==== STORED ROWS

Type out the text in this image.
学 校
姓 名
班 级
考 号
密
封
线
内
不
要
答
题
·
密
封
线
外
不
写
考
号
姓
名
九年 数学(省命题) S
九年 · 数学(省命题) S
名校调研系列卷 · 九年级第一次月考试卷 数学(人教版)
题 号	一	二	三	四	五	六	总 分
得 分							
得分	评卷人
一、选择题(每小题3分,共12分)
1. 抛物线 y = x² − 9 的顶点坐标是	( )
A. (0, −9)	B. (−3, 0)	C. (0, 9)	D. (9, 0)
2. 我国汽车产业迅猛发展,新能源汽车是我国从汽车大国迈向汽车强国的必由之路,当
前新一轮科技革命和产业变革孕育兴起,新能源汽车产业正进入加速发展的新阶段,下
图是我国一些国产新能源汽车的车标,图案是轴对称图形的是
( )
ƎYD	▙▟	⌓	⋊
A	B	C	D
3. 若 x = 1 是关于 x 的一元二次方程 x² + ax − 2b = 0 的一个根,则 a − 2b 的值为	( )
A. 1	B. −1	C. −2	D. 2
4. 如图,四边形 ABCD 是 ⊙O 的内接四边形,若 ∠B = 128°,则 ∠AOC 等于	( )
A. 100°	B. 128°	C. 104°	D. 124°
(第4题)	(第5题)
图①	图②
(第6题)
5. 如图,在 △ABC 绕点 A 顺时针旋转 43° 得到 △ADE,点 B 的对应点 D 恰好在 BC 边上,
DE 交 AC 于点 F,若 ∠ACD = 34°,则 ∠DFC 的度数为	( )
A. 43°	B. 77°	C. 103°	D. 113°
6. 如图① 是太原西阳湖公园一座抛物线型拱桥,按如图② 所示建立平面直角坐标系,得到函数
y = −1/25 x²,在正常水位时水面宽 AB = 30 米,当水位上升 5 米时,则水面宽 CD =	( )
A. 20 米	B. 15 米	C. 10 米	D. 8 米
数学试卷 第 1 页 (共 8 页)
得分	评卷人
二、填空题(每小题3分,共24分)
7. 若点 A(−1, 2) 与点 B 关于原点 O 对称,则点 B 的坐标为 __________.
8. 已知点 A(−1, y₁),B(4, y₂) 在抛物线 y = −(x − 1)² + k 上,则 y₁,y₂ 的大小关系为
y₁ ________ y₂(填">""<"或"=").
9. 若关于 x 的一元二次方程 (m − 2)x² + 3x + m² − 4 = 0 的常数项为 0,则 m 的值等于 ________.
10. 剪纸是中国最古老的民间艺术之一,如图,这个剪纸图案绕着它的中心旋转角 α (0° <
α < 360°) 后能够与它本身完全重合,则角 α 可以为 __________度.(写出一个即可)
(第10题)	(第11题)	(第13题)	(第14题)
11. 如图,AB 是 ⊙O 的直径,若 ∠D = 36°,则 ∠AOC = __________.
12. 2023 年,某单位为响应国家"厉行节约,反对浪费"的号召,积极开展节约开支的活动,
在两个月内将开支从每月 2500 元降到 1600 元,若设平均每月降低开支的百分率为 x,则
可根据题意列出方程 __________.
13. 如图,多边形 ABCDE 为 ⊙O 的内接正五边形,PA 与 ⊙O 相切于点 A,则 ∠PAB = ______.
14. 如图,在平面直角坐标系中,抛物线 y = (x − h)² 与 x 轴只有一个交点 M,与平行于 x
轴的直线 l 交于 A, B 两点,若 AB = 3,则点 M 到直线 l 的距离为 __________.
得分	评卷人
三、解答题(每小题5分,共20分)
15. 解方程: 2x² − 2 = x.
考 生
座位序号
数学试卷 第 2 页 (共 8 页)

========

WRITTEN TASK: Copy out every line from the records that has the word "的一元二次方程".

FULL RESPONSE:
3. 若 x = 1 是关于 x 的一元二次方程 x² + ax − 2b = 0 的一个根,则 a − 2b 的值为	( )
9. 若关于 x 的一元二次方程 (m − 2)x² + 3x + m² − 4 = 0 的常数项为 0,则 m 的值等于 ________.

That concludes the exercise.